Поставленная задача
Повторите дословно все строки, приведенные ниже, не меняя в них ни одного знака.

Исходные данные
********************

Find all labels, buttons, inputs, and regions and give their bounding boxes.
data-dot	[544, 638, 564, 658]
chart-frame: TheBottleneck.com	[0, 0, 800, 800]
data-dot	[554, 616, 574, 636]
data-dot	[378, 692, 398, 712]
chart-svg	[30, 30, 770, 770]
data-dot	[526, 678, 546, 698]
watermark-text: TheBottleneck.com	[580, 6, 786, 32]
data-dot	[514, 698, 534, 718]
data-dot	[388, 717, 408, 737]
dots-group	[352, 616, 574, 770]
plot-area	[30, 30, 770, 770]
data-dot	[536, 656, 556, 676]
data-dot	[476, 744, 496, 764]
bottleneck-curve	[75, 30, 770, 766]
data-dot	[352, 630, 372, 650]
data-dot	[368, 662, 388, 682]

********************

Правильный ответ
Find all labels, buttons, inputs, and regions and give their bounding boxes.
data-dot	[544, 638, 564, 658]
chart-frame: TheBottleneck.com	[0, 0, 800, 800]
data-dot	[554, 616, 574, 636]
data-dot	[378, 692, 398, 712]
chart-svg	[30, 30, 770, 770]
data-dot	[526, 678, 546, 698]
watermark-text: TheBottleneck.com	[580, 6, 786, 32]
data-dot	[514, 698, 534, 718]
data-dot	[388, 717, 408, 737]
dots-group	[352, 616, 574, 770]
plot-area	[30, 30, 770, 770]
data-dot	[536, 656, 556, 676]
data-dot	[476, 744, 496, 764]
bottleneck-curve	[75, 30, 770, 766]
data-dot	[352, 630, 372, 650]
data-dot	[368, 662, 388, 682]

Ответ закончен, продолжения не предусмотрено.